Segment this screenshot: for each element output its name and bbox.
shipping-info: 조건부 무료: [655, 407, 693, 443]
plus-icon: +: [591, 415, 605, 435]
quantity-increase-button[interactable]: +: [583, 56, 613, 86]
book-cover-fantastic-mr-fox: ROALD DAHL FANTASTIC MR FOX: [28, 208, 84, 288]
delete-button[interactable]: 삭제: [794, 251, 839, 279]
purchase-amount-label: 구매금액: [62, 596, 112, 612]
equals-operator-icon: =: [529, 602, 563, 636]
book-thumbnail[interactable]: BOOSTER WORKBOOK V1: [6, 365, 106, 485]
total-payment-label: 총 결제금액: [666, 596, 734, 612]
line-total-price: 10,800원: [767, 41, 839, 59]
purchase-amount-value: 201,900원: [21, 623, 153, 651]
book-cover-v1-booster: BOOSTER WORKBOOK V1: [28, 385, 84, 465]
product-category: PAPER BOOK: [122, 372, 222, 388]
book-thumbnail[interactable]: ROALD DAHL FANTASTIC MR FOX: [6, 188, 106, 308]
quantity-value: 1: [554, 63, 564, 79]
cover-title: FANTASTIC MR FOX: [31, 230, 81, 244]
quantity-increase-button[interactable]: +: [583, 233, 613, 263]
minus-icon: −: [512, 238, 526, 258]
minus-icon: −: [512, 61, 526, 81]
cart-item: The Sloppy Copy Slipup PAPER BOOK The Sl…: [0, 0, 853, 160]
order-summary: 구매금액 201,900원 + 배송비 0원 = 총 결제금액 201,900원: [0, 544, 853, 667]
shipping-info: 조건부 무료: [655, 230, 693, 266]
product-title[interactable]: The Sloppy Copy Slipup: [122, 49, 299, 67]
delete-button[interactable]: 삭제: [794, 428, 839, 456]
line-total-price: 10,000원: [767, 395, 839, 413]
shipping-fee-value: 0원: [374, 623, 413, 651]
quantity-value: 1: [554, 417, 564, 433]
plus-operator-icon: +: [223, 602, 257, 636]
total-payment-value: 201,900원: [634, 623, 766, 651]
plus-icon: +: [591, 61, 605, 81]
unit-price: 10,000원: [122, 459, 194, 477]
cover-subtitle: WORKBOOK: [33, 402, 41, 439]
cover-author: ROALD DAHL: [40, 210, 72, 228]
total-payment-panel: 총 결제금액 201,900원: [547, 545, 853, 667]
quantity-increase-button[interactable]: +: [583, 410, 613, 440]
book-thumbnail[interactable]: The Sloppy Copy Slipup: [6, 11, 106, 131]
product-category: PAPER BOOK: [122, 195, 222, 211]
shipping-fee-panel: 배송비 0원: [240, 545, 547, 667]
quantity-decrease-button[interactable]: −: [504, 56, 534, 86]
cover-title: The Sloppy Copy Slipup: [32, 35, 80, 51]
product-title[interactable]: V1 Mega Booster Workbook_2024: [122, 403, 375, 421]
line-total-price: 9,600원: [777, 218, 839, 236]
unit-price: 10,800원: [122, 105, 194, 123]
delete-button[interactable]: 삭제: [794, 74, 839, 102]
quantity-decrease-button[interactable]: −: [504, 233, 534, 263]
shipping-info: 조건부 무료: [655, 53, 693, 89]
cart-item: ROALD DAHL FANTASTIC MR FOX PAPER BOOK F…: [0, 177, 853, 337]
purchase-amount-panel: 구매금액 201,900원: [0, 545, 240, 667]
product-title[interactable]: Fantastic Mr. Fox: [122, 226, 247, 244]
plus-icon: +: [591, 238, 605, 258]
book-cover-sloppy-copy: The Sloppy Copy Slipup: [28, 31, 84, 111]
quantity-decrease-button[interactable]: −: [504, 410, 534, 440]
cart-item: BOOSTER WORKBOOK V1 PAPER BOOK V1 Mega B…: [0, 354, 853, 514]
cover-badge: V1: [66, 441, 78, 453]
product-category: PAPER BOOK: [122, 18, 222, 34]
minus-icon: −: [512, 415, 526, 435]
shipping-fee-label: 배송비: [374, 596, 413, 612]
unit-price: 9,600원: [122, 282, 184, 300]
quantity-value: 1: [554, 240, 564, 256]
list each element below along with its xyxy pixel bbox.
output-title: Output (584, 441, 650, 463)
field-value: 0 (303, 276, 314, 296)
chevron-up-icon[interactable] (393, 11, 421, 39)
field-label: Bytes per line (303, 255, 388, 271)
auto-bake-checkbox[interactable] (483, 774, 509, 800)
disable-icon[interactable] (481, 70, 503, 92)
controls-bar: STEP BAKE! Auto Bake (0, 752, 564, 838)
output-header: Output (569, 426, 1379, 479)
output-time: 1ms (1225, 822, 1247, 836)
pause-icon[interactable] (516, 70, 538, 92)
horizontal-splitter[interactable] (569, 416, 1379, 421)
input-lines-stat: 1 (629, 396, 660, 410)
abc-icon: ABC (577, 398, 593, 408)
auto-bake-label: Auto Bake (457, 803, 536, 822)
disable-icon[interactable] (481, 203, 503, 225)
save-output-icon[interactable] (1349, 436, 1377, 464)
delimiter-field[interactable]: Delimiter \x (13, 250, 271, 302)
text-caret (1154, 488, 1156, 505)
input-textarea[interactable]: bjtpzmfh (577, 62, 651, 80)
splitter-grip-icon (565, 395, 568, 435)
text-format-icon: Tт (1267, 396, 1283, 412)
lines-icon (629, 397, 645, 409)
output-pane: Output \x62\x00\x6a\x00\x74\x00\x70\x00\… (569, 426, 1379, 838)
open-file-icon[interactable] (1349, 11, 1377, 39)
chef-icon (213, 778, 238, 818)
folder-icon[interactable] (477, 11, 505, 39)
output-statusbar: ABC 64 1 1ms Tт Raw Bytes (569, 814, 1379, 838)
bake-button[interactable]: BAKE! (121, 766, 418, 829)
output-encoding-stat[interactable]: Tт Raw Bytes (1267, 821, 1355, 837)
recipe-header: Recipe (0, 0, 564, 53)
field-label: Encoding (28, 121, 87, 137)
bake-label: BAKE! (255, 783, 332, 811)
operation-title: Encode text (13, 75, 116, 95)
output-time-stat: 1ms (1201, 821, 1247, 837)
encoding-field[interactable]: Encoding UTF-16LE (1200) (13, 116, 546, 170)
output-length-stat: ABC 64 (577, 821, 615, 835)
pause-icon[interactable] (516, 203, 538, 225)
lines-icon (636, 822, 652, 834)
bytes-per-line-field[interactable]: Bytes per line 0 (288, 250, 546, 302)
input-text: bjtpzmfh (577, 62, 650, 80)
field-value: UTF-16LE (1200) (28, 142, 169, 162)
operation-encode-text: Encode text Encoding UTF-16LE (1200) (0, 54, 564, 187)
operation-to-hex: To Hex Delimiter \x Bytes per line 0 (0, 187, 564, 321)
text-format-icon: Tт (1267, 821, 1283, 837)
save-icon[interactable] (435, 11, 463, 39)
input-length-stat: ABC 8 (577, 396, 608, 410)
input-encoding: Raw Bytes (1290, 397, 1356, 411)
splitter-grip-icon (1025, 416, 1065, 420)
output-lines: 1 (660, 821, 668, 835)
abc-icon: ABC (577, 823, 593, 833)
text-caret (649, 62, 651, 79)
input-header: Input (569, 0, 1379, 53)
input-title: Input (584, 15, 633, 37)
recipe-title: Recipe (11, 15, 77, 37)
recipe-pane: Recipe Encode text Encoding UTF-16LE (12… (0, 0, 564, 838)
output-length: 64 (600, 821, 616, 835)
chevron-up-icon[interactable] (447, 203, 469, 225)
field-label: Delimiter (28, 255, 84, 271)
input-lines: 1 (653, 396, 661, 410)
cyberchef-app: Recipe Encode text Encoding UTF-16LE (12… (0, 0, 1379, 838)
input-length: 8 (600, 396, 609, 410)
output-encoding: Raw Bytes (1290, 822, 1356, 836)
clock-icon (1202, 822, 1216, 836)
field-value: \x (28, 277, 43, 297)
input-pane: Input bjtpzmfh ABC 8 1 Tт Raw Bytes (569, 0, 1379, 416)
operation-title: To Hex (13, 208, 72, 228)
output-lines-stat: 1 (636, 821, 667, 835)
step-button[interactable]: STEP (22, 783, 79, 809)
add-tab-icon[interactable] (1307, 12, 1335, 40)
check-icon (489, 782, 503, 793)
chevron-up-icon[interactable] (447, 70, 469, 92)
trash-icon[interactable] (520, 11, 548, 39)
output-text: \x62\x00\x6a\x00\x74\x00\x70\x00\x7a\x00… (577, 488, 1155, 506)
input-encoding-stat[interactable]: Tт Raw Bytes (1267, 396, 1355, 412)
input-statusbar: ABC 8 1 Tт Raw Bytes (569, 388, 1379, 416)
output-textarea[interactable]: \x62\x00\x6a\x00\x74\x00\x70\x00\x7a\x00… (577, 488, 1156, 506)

*****

Goal:
Copy the lines from the first one through the line containing "book-cover-fantastic-mr-fox: ROALD DAHL", swapping "plus-icon" for "add-icon" and changing nothing else.

Response to this exercise:
Segment this screenshot: for each element output its name and bbox.
shipping-info: 조건부 무료: [655, 407, 693, 443]
add-icon: +: [591, 415, 605, 435]
quantity-increase-button[interactable]: +: [583, 56, 613, 86]
book-cover-fantastic-mr-fox: ROALD DAHL FANTASTIC MR FOX: [28, 208, 84, 288]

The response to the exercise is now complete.